Work to complete
Copy every entry word for word, but skip the pictures.
---
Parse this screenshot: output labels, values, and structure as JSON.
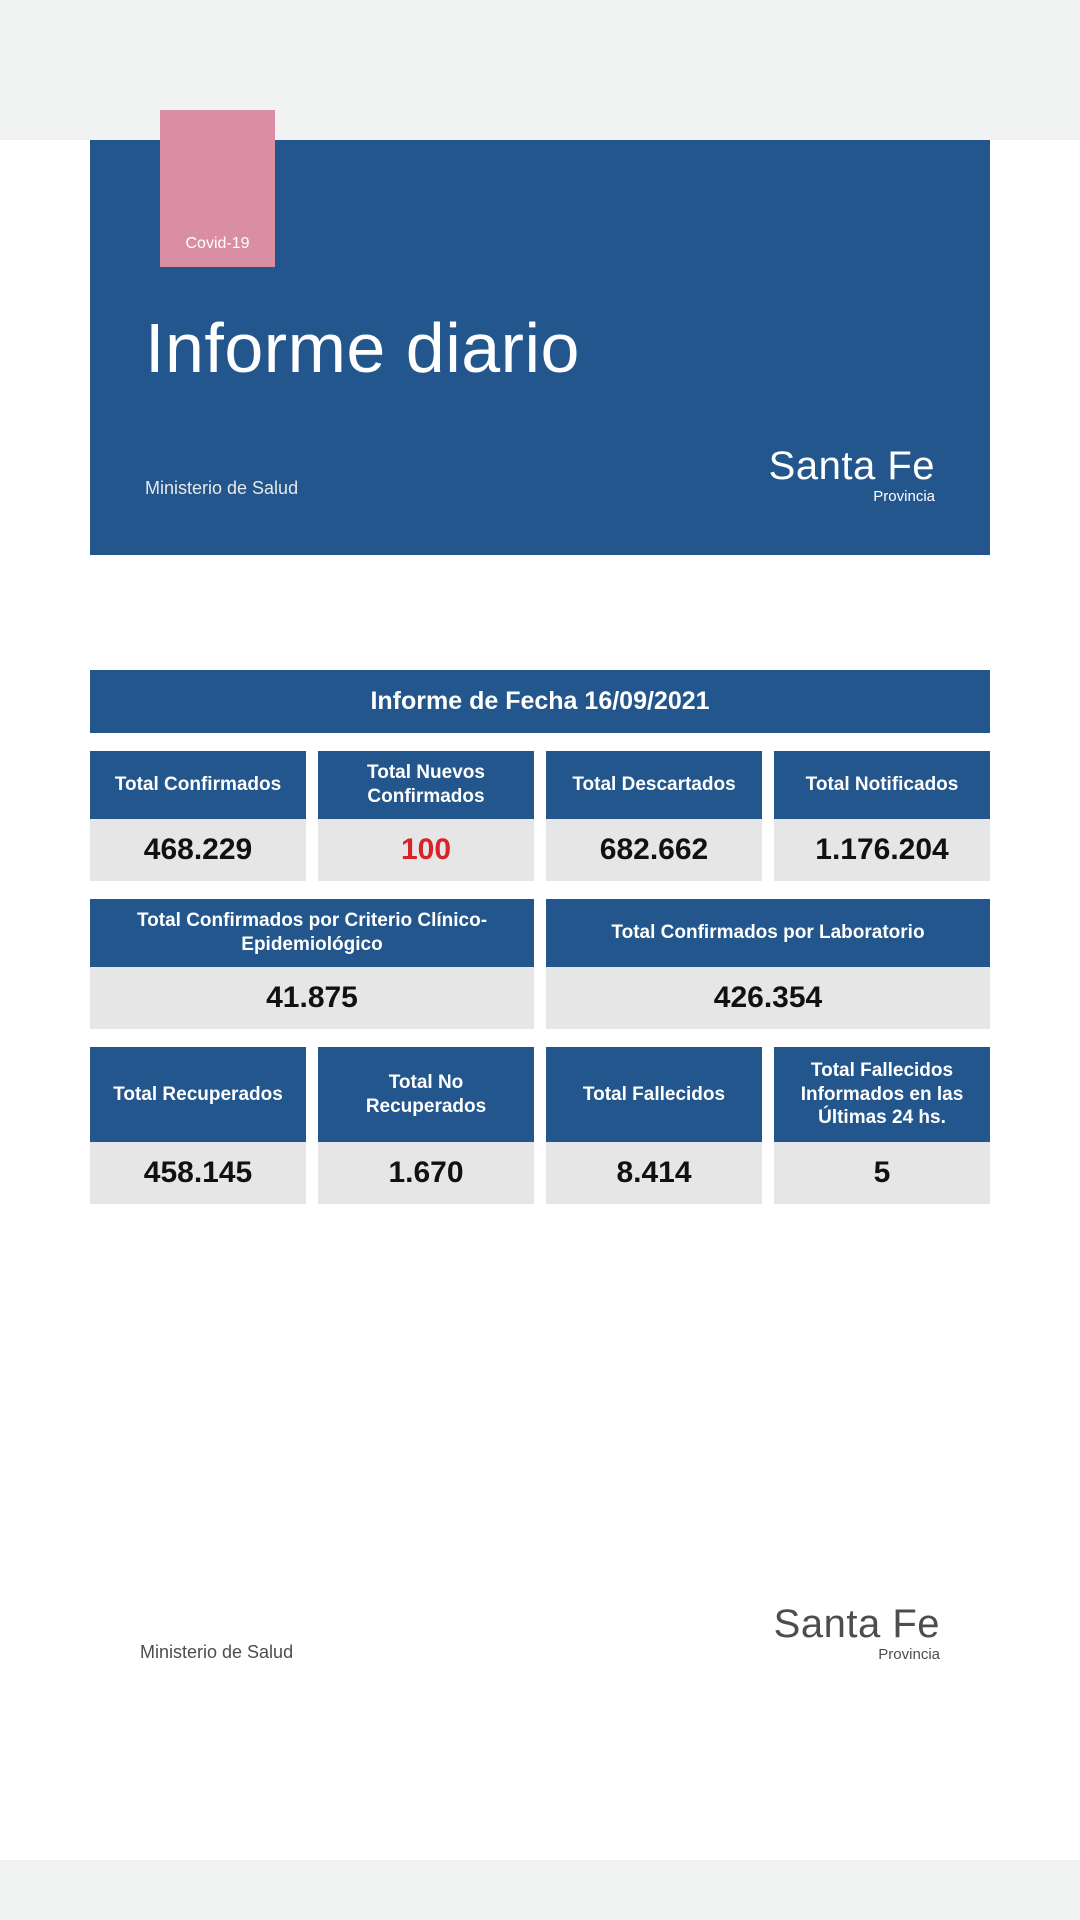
{
  "colors": {
    "primary": "#22568c",
    "pink": "#d98ea3",
    "valBg": "#e6e6e6",
    "highlight": "#d8232a",
    "topBar": "#f1f2f2"
  },
  "header": {
    "tag": "Covid-19",
    "title": "Informe diario",
    "ministerio": "Ministerio de Salud",
    "logoBig": "Santa Fe",
    "logoSmall": "Provincia"
  },
  "dateBanner": "Informe de Fecha 16/09/2021",
  "row1": [
    {
      "label": "Total Confirmados",
      "value": "468.229",
      "highlight": false
    },
    {
      "label": "Total Nuevos Confirmados",
      "value": "100",
      "highlight": true
    },
    {
      "label": "Total Descartados",
      "value": "682.662",
      "highlight": false
    },
    {
      "label": "Total Notificados",
      "value": "1.176.204",
      "highlight": false
    }
  ],
  "row2": [
    {
      "label": "Total Confirmados por Criterio Clínico-Epidemiológico",
      "value": "41.875"
    },
    {
      "label": "Total Confirmados por Laboratorio",
      "value": "426.354"
    }
  ],
  "row3": [
    {
      "label": "Total Recuperados",
      "value": "458.145"
    },
    {
      "label": "Total No Recuperados",
      "value": "1.670"
    },
    {
      "label": "Total Fallecidos",
      "value": "8.414"
    },
    {
      "label": "Total Fallecidos Informados en las Últimas 24 hs.",
      "value": "5"
    }
  ],
  "footer": {
    "ministerio": "Ministerio de Salud",
    "logoBig": "Santa Fe",
    "logoSmall": "Provincia"
  }
}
---
Finished task
Parse this screenshot: output labels, values, and structure as JSON.
{
  "colors": {
    "primary": "#22568c",
    "pink": "#d98ea3",
    "valBg": "#e6e6e6",
    "highlight": "#d8232a",
    "topBar": "#f1f2f2"
  },
  "header": {
    "tag": "Covid-19",
    "title": "Informe diario",
    "ministerio": "Ministerio de Salud",
    "logoBig": "Santa Fe",
    "logoSmall": "Provincia"
  },
  "dateBanner": "Informe de Fecha 16/09/2021",
  "row1": [
    {
      "label": "Total Confirmados",
      "value": "468.229",
      "highlight": false
    },
    {
      "label": "Total Nuevos Confirmados",
      "value": "100",
      "highlight": true
    },
    {
      "label": "Total Descartados",
      "value": "682.662",
      "highlight": false
    },
    {
      "label": "Total Notificados",
      "value": "1.176.204",
      "highlight": false
    }
  ],
  "row2": [
    {
      "label": "Total Confirmados por Criterio Clínico-Epidemiológico",
      "value": "41.875"
    },
    {
      "label": "Total Confirmados por Laboratorio",
      "value": "426.354"
    }
  ],
  "row3": [
    {
      "label": "Total Recuperados",
      "value": "458.145"
    },
    {
      "label": "Total No Recuperados",
      "value": "1.670"
    },
    {
      "label": "Total Fallecidos",
      "value": "8.414"
    },
    {
      "label": "Total Fallecidos Informados en las Últimas 24 hs.",
      "value": "5"
    }
  ],
  "footer": {
    "ministerio": "Ministerio de Salud",
    "logoBig": "Santa Fe",
    "logoSmall": "Provincia"
  }
}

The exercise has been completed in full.